[WHAT TO DO] Transcribe each line exactly.

/---

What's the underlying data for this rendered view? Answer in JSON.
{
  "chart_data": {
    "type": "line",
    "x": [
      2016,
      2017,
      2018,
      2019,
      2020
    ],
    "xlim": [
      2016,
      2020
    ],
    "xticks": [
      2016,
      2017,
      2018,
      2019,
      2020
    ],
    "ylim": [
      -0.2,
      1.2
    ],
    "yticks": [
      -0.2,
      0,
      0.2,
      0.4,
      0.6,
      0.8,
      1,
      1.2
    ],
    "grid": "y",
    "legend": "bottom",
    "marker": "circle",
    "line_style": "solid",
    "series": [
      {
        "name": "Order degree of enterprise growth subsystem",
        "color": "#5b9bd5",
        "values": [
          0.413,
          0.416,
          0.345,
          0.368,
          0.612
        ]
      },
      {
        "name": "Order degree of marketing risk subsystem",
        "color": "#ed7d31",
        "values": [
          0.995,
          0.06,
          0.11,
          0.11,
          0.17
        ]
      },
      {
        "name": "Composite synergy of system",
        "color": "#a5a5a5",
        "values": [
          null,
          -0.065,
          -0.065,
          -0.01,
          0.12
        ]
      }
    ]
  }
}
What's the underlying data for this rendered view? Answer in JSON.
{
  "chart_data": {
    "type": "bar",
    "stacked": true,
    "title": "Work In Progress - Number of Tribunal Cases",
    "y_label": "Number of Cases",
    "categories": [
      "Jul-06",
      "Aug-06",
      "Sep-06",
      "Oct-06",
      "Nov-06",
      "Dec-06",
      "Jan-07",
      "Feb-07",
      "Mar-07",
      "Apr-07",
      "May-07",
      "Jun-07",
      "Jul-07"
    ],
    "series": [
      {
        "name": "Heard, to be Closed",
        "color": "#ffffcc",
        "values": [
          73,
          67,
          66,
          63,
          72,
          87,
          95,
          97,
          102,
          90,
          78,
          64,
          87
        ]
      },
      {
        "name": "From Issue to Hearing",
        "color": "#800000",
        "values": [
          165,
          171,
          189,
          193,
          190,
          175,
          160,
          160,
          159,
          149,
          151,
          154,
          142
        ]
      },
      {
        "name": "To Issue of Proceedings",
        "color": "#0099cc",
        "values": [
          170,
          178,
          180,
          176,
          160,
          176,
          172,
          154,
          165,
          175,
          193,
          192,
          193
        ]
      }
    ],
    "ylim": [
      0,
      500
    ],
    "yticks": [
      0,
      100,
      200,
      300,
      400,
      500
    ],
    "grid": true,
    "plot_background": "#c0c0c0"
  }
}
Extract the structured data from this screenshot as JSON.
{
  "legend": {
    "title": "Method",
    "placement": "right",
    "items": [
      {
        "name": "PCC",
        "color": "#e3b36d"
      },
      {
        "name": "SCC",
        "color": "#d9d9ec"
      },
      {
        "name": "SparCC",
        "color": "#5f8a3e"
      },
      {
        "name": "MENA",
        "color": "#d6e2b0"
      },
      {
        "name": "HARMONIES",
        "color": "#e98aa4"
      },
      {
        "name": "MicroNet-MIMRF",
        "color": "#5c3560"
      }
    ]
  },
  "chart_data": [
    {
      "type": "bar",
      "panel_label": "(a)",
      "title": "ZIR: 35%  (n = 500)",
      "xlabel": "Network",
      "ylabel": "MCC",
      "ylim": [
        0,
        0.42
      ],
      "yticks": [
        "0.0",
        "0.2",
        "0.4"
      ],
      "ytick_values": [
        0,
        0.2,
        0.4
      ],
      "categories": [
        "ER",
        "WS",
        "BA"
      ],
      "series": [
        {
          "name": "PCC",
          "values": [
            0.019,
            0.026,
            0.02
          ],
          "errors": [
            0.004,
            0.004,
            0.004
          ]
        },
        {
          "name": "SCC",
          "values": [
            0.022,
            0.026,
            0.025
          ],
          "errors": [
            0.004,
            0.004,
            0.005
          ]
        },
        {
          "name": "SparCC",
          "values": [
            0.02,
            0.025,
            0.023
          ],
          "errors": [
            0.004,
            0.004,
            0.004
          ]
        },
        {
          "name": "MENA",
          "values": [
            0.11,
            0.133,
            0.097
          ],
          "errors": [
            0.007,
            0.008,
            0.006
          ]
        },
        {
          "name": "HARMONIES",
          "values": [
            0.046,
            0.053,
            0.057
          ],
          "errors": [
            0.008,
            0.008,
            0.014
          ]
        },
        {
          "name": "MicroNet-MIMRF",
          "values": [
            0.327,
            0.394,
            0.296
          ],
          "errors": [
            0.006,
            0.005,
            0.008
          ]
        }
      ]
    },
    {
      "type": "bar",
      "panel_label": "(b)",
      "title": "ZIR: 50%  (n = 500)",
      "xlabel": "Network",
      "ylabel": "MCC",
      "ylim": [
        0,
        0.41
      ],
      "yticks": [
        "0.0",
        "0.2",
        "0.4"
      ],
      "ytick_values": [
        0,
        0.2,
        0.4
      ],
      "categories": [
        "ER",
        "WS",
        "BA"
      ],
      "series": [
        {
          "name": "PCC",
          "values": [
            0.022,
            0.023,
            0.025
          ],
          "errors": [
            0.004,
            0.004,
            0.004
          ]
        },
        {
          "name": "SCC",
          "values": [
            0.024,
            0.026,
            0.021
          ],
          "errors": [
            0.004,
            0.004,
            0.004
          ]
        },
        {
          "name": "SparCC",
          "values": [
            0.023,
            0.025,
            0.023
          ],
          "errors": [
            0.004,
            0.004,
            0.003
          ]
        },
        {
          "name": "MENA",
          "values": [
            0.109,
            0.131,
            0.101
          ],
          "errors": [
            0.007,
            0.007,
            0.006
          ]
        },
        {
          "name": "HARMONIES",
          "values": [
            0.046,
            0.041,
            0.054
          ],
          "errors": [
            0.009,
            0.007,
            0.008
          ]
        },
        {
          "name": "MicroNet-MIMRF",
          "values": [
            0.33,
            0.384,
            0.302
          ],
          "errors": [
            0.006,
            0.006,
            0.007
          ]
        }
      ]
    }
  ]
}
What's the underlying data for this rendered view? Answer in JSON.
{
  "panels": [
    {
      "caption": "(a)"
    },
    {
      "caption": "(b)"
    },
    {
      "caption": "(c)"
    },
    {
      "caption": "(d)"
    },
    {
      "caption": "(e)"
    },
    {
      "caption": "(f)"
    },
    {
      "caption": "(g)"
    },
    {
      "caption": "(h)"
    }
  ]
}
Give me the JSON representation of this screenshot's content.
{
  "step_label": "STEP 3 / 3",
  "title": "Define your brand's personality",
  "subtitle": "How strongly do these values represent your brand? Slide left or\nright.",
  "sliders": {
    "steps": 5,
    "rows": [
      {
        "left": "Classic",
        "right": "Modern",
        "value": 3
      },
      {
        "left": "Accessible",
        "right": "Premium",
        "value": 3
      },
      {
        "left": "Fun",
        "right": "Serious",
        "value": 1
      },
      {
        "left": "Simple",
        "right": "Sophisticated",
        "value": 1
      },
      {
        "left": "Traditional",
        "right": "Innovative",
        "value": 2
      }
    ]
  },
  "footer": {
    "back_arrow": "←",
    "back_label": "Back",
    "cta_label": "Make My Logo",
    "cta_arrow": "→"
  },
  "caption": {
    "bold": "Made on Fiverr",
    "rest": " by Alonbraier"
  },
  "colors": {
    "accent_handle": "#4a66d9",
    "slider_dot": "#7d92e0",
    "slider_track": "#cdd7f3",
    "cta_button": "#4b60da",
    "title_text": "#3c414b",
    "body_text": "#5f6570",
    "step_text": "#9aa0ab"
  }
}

\---

[EXERCISE ANSWER]
What's the underlying data for this rendered view? Answer in JSON.
{
  "chart_data": {
    "type": "line",
    "x": [
      2016,
      2017,
      2018,
      2019,
      2020
    ],
    "xlim": [
      2016,
      2020
    ],
    "xticks": [
      2016,
      2017,
      2018,
      2019,
      2020
    ],
    "ylim": [
      -0.2,
      1.2
    ],
    "yticks": [
      -0.2,
      0,
      0.2,
      0.4,
      0.6,
      0.8,
      1,
      1.2
    ],
    "grid": "y",
    "legend": "bottom",
    "marker": "circle",
    "line_style": "solid",
    "series": [
      {
        "name": "Order degree of enterprise growth subsystem",
        "color": "#5b9bd5",
        "values": [
          0.413,
          0.416,
          0.345,
          0.368,
          0.612
        ]
      },
      {
        "name": "Order degree of marketing risk subsystem",
        "color": "#ed7d31",
        "values": [
          0.995,
          0.06,
          0.11,
          0.11,
          0.17
        ]
      },
      {
        "name": "Composite synergy of system",
        "color": "#a5a5a5",
        "values": [
          null,
          -0.065,
          -0.065,
          -0.01,
          0.12
        ]
      }
    ]
  }
}
What's the underlying data for this rendered view? Answer in JSON.
{
  "chart_data": {
    "type": "bar",
    "stacked": true,
    "title": "Work In Progress - Number of Tribunal Cases",
    "y_label": "Number of Cases",
    "categories": [
      "Jul-06",
      "Aug-06",
      "Sep-06",
      "Oct-06",
      "Nov-06",
      "Dec-06",
      "Jan-07",
      "Feb-07",
      "Mar-07",
      "Apr-07",
      "May-07",
      "Jun-07",
      "Jul-07"
    ],
    "series": [
      {
        "name": "Heard, to be Closed",
        "color": "#ffffcc",
        "values": [
          73,
          67,
          66,
          63,
          72,
          87,
          95,
          97,
          102,
          90,
          78,
          64,
          87
        ]
      },
      {
        "name": "From Issue to Hearing",
        "color": "#800000",
        "values": [
          165,
          171,
          189,
          193,
          190,
          175,
          160,
          160,
          159,
          149,
          151,
          154,
          142
        ]
      },
      {
        "name": "To Issue of Proceedings",
        "color": "#0099cc",
        "values": [
          170,
          178,
          180,
          176,
          160,
          176,
          172,
          154,
          165,
          175,
          193,
          192,
          193
        ]
      }
    ],
    "ylim": [
      0,
      500
    ],
    "yticks": [
      0,
      100,
      200,
      300,
      400,
      500
    ],
    "grid": true,
    "plot_background": "#c0c0c0"
  }
}
Extract the structured data from this screenshot as JSON.
{
  "legend": {
    "title": "Method",
    "placement": "right",
    "items": [
      {
        "name": "PCC",
        "color": "#e3b36d"
      },
      {
        "name": "SCC",
        "color": "#d9d9ec"
      },
      {
        "name": "SparCC",
        "color": "#5f8a3e"
      },
      {
        "name": "MENA",
        "color": "#d6e2b0"
      },
      {
        "name": "HARMONIES",
        "color": "#e98aa4"
      },
      {
        "name": "MicroNet-MIMRF",
        "color": "#5c3560"
      }
    ]
  },
  "chart_data": [
    {
      "type": "bar",
      "panel_label": "(a)",
      "title": "ZIR: 35%  (n = 500)",
      "xlabel": "Network",
      "ylabel": "MCC",
      "ylim": [
        0,
        0.42
      ],
      "yticks": [
        "0.0",
        "0.2",
        "0.4"
      ],
      "ytick_values": [
        0,
        0.2,
        0.4
      ],
      "categories": [
        "ER",
        "WS",
        "BA"
      ],
      "series": [
        {
          "name": "PCC",
          "values": [
            0.019,
            0.026,
            0.02
          ],
          "errors": [
            0.004,
            0.004,
            0.004
          ]
        },
        {
          "name": "SCC",
          "values": [
            0.022,
            0.026,
            0.025
          ],
          "errors": [
            0.004,
            0.004,
            0.005
          ]
        },
        {
          "name": "SparCC",
          "values": [
            0.02,
            0.025,
            0.023
          ],
          "errors": [
            0.004,
            0.004,
            0.004
          ]
        },
        {
          "name": "MENA",
          "values": [
            0.11,
            0.133,
            0.097
          ],
          "errors": [
            0.007,
            0.008,
            0.006
          ]
        },
        {
          "name": "HARMONIES",
          "values": [
            0.046,
            0.053,
            0.057
          ],
          "errors": [
            0.008,
            0.008,
            0.014
          ]
        },
        {
          "name": "MicroNet-MIMRF",
          "values": [
            0.327,
            0.394,
            0.296
          ],
          "errors": [
            0.006,
            0.005,
            0.008
          ]
        }
      ]
    },
    {
      "type": "bar",
      "panel_label": "(b)",
      "title": "ZIR: 50%  (n = 500)",
      "xlabel": "Network",
      "ylabel": "MCC",
      "ylim": [
        0,
        0.41
      ],
      "yticks": [
        "0.0",
        "0.2",
        "0.4"
      ],
      "ytick_values": [
        0,
        0.2,
        0.4
      ],
      "categories": [
        "ER",
        "WS",
        "BA"
      ],
      "series": [
        {
          "name": "PCC",
          "values": [
            0.022,
            0.023,
            0.025
          ],
          "errors": [
            0.004,
            0.004,
            0.004
          ]
        },
        {
          "name": "SCC",
          "values": [
            0.024,
            0.026,
            0.021
          ],
          "errors": [
            0.004,
            0.004,
            0.004
          ]
        },
        {
          "name": "SparCC",
          "values": [
            0.023,
            0.025,
            0.023
          ],
          "errors": [
            0.004,
            0.004,
            0.003
          ]
        },
        {
          "name": "MENA",
          "values": [
            0.109,
            0.131,
            0.101
          ],
          "errors": [
            0.007,
            0.007,
            0.006
          ]
        },
        {
          "name": "HARMONIES",
          "values": [
            0.046,
            0.041,
            0.054
          ],
          "errors": [
            0.009,
            0.007,
            0.008
          ]
        },
        {
          "name": "MicroNet-MIMRF",
          "values": [
            0.33,
            0.384,
            0.302
          ],
          "errors": [
            0.006,
            0.006,
            0.007
          ]
        }
      ]
    }
  ]
}
What's the underlying data for this rendered view? Answer in JSON.
{
  "panels": [
    {
      "caption": "(a)"
    },
    {
      "caption": "(b)"
    },
    {
      "caption": "(c)"
    },
    {
      "caption": "(d)"
    },
    {
      "caption": "(e)"
    },
    {
      "caption": "(f)"
    },
    {
      "caption": "(g)"
    },
    {
      "caption": "(h)"
    }
  ]
}
Give me the JSON representation of this screenshot's content.
{
  "step_label": "STEP 3 / 3",
  "title": "Define your brand's personality",
  "subtitle": "How strongly do these values represent your brand? Slide left or\nright.",
  "sliders": {
    "steps": 5,
    "rows": [
      {
        "left": "Classic",
        "right": "Modern",
        "value": 3
      },
      {
        "left": "Accessible",
        "right": "Premium",
        "value": 3
      },
      {
        "left": "Fun",
        "right": "Serious",
        "value": 1
      },
      {
        "left": "Simple",
        "right": "Sophisticated",
        "value": 1
      },
      {
        "left": "Traditional",
        "right": "Innovative",
        "value": 2
      }
    ]
  },
  "footer": {
    "back_arrow": "←",
    "back_label": "Back",
    "cta_label": "Make My Logo",
    "cta_arrow": "→"
  },
  "caption": {
    "bold": "Made on Fiverr",
    "rest": " by Alonbraier"
  },
  "colors": {
    "accent_handle": "#4a66d9",
    "slider_dot": "#7d92e0",
    "slider_track": "#cdd7f3",
    "cta_button": "#4b60da",
    "title_text": "#3c414b",
    "body_text": "#5f6570",
    "step_text": "#9aa0ab"
  }
}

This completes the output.